> YOUR OBJECTIVE: Only the number is wanted: how many lines of the data contain "Streamflow"?

> EXTRACTED MATERIAL:
————

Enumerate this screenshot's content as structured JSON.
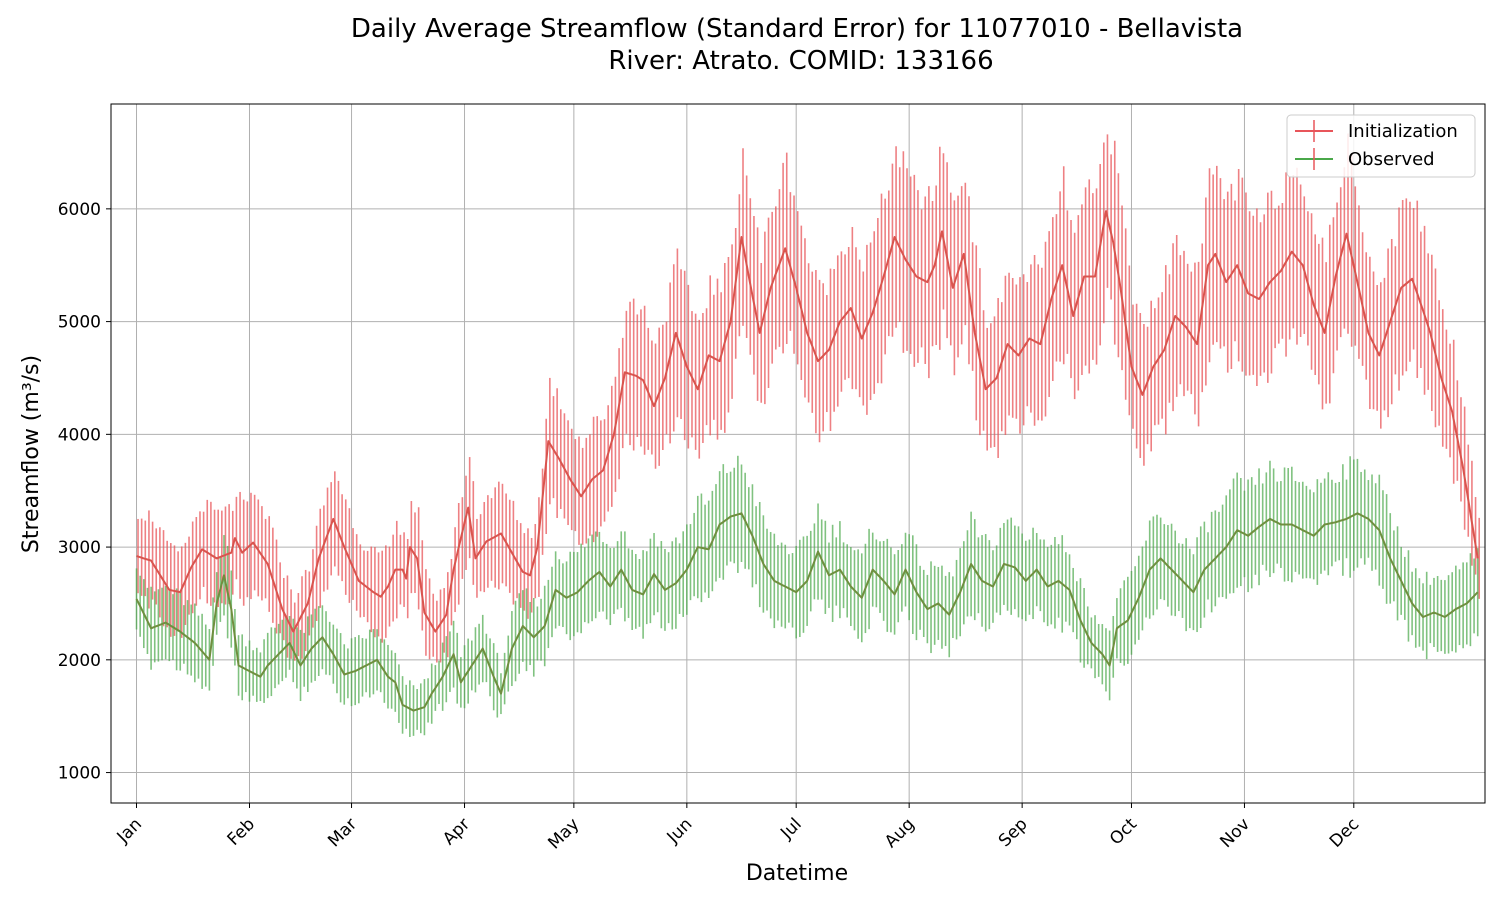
{
  "chart_data": {
    "type": "line",
    "title_line1": "Daily Average Streamflow (Standard Error) for 11077010 - Bellavista",
    "title_line2": "River: Atrato. COMID: 133166",
    "xlabel": "Datetime",
    "ylabel": "Streamflow (m³/s)",
    "ylim": [
      730,
      6930
    ],
    "yticks": [
      1000,
      2000,
      3000,
      4000,
      5000,
      6000
    ],
    "xlim": [
      -6,
      371
    ],
    "xtick_labels": [
      "Jan",
      "Feb",
      "Mar",
      "Apr",
      "May",
      "Jun",
      "Jul",
      "Aug",
      "Sep",
      "Oct",
      "Nov",
      "Dec"
    ],
    "xtick_days": [
      1,
      32,
      60,
      91,
      121,
      152,
      182,
      213,
      244,
      274,
      305,
      335
    ],
    "grid": true,
    "legend_position": "top-right",
    "error_bars": "standard error",
    "series": [
      {
        "name": "Initialization",
        "color": "#e8555a",
        "keypoints": [
          [
            1,
            2920
          ],
          [
            5,
            2880
          ],
          [
            10,
            2620
          ],
          [
            13,
            2600
          ],
          [
            16,
            2820
          ],
          [
            19,
            2980
          ],
          [
            23,
            2900
          ],
          [
            27,
            2950
          ],
          [
            28,
            3080
          ],
          [
            30,
            2950
          ],
          [
            33,
            3040
          ],
          [
            37,
            2850
          ],
          [
            41,
            2450
          ],
          [
            44,
            2250
          ],
          [
            48,
            2500
          ],
          [
            51,
            2900
          ],
          [
            55,
            3250
          ],
          [
            58,
            3000
          ],
          [
            62,
            2700
          ],
          [
            66,
            2600
          ],
          [
            68,
            2560
          ],
          [
            70,
            2650
          ],
          [
            72,
            2800
          ],
          [
            74,
            2800
          ],
          [
            75,
            2720
          ],
          [
            76,
            3000
          ],
          [
            78,
            2900
          ],
          [
            80,
            2420
          ],
          [
            83,
            2250
          ],
          [
            86,
            2400
          ],
          [
            88,
            2800
          ],
          [
            90,
            3080
          ],
          [
            92,
            3350
          ],
          [
            94,
            2900
          ],
          [
            97,
            3050
          ],
          [
            101,
            3120
          ],
          [
            104,
            2950
          ],
          [
            107,
            2780
          ],
          [
            109,
            2750
          ],
          [
            111,
            3000
          ],
          [
            114,
            3940
          ],
          [
            117,
            3780
          ],
          [
            120,
            3600
          ],
          [
            123,
            3450
          ],
          [
            126,
            3600
          ],
          [
            129,
            3680
          ],
          [
            132,
            4000
          ],
          [
            135,
            4550
          ],
          [
            138,
            4520
          ],
          [
            140,
            4480
          ],
          [
            143,
            4250
          ],
          [
            146,
            4500
          ],
          [
            149,
            4900
          ],
          [
            152,
            4600
          ],
          [
            155,
            4400
          ],
          [
            158,
            4700
          ],
          [
            161,
            4650
          ],
          [
            164,
            5000
          ],
          [
            167,
            5750
          ],
          [
            169,
            5400
          ],
          [
            172,
            4900
          ],
          [
            175,
            5300
          ],
          [
            179,
            5650
          ],
          [
            182,
            5300
          ],
          [
            185,
            4900
          ],
          [
            188,
            4650
          ],
          [
            191,
            4750
          ],
          [
            194,
            5000
          ],
          [
            197,
            5120
          ],
          [
            200,
            4850
          ],
          [
            203,
            5080
          ],
          [
            206,
            5400
          ],
          [
            209,
            5750
          ],
          [
            212,
            5550
          ],
          [
            215,
            5400
          ],
          [
            218,
            5350
          ],
          [
            220,
            5500
          ],
          [
            222,
            5800
          ],
          [
            225,
            5300
          ],
          [
            228,
            5600
          ],
          [
            231,
            4900
          ],
          [
            234,
            4400
          ],
          [
            237,
            4500
          ],
          [
            240,
            4800
          ],
          [
            243,
            4700
          ],
          [
            246,
            4850
          ],
          [
            249,
            4800
          ],
          [
            252,
            5200
          ],
          [
            255,
            5500
          ],
          [
            258,
            5050
          ],
          [
            261,
            5400
          ],
          [
            264,
            5400
          ],
          [
            267,
            5980
          ],
          [
            269,
            5700
          ],
          [
            271,
            5300
          ],
          [
            274,
            4600
          ],
          [
            277,
            4350
          ],
          [
            280,
            4600
          ],
          [
            283,
            4750
          ],
          [
            286,
            5050
          ],
          [
            289,
            4950
          ],
          [
            292,
            4800
          ],
          [
            295,
            5500
          ],
          [
            297,
            5600
          ],
          [
            300,
            5350
          ],
          [
            303,
            5500
          ],
          [
            306,
            5250
          ],
          [
            309,
            5200
          ],
          [
            312,
            5350
          ],
          [
            315,
            5450
          ],
          [
            318,
            5620
          ],
          [
            321,
            5500
          ],
          [
            324,
            5150
          ],
          [
            327,
            4900
          ],
          [
            330,
            5400
          ],
          [
            333,
            5780
          ],
          [
            336,
            5350
          ],
          [
            339,
            4900
          ],
          [
            342,
            4700
          ],
          [
            345,
            5000
          ],
          [
            348,
            5300
          ],
          [
            351,
            5380
          ],
          [
            354,
            5100
          ],
          [
            356,
            4900
          ],
          [
            359,
            4500
          ],
          [
            362,
            4200
          ],
          [
            365,
            3700
          ],
          [
            368,
            3100
          ],
          [
            369,
            2900
          ]
        ]
      },
      {
        "name": "Observed",
        "color": "#4aa84a",
        "keypoints": [
          [
            1,
            2540
          ],
          [
            5,
            2280
          ],
          [
            9,
            2330
          ],
          [
            13,
            2250
          ],
          [
            17,
            2150
          ],
          [
            21,
            2000
          ],
          [
            23,
            2500
          ],
          [
            25,
            2750
          ],
          [
            27,
            2450
          ],
          [
            29,
            1950
          ],
          [
            32,
            1900
          ],
          [
            35,
            1850
          ],
          [
            37,
            1950
          ],
          [
            40,
            2050
          ],
          [
            43,
            2150
          ],
          [
            46,
            1950
          ],
          [
            49,
            2100
          ],
          [
            52,
            2200
          ],
          [
            55,
            2050
          ],
          [
            58,
            1870
          ],
          [
            61,
            1900
          ],
          [
            64,
            1950
          ],
          [
            67,
            2000
          ],
          [
            70,
            1850
          ],
          [
            72,
            1800
          ],
          [
            74,
            1600
          ],
          [
            77,
            1550
          ],
          [
            80,
            1580
          ],
          [
            82,
            1700
          ],
          [
            85,
            1850
          ],
          [
            88,
            2050
          ],
          [
            90,
            1800
          ],
          [
            93,
            1950
          ],
          [
            96,
            2100
          ],
          [
            99,
            1850
          ],
          [
            101,
            1700
          ],
          [
            104,
            2100
          ],
          [
            107,
            2300
          ],
          [
            110,
            2200
          ],
          [
            113,
            2300
          ],
          [
            116,
            2620
          ],
          [
            119,
            2550
          ],
          [
            122,
            2600
          ],
          [
            125,
            2700
          ],
          [
            128,
            2780
          ],
          [
            131,
            2650
          ],
          [
            134,
            2800
          ],
          [
            137,
            2620
          ],
          [
            140,
            2580
          ],
          [
            143,
            2760
          ],
          [
            146,
            2620
          ],
          [
            149,
            2680
          ],
          [
            152,
            2800
          ],
          [
            155,
            3000
          ],
          [
            158,
            2980
          ],
          [
            161,
            3200
          ],
          [
            164,
            3270
          ],
          [
            167,
            3300
          ],
          [
            170,
            3100
          ],
          [
            173,
            2850
          ],
          [
            176,
            2700
          ],
          [
            179,
            2650
          ],
          [
            182,
            2600
          ],
          [
            185,
            2700
          ],
          [
            188,
            2960
          ],
          [
            191,
            2750
          ],
          [
            194,
            2800
          ],
          [
            197,
            2650
          ],
          [
            200,
            2550
          ],
          [
            203,
            2800
          ],
          [
            206,
            2700
          ],
          [
            209,
            2580
          ],
          [
            212,
            2800
          ],
          [
            215,
            2600
          ],
          [
            218,
            2450
          ],
          [
            221,
            2500
          ],
          [
            224,
            2400
          ],
          [
            227,
            2600
          ],
          [
            230,
            2850
          ],
          [
            233,
            2700
          ],
          [
            236,
            2650
          ],
          [
            239,
            2850
          ],
          [
            242,
            2820
          ],
          [
            245,
            2700
          ],
          [
            248,
            2800
          ],
          [
            251,
            2650
          ],
          [
            254,
            2700
          ],
          [
            257,
            2620
          ],
          [
            260,
            2350
          ],
          [
            263,
            2150
          ],
          [
            266,
            2050
          ],
          [
            268,
            1950
          ],
          [
            270,
            2280
          ],
          [
            273,
            2350
          ],
          [
            276,
            2550
          ],
          [
            279,
            2800
          ],
          [
            282,
            2900
          ],
          [
            285,
            2800
          ],
          [
            288,
            2700
          ],
          [
            291,
            2600
          ],
          [
            294,
            2800
          ],
          [
            297,
            2900
          ],
          [
            300,
            3000
          ],
          [
            303,
            3150
          ],
          [
            306,
            3100
          ],
          [
            309,
            3180
          ],
          [
            312,
            3250
          ],
          [
            315,
            3200
          ],
          [
            318,
            3200
          ],
          [
            321,
            3150
          ],
          [
            324,
            3100
          ],
          [
            327,
            3200
          ],
          [
            330,
            3220
          ],
          [
            333,
            3250
          ],
          [
            336,
            3300
          ],
          [
            339,
            3250
          ],
          [
            342,
            3150
          ],
          [
            345,
            2900
          ],
          [
            348,
            2700
          ],
          [
            351,
            2500
          ],
          [
            354,
            2380
          ],
          [
            357,
            2420
          ],
          [
            360,
            2380
          ],
          [
            363,
            2450
          ],
          [
            366,
            2500
          ],
          [
            369,
            2600
          ]
        ]
      }
    ]
  }
}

————

> TASK SOLUTION: 2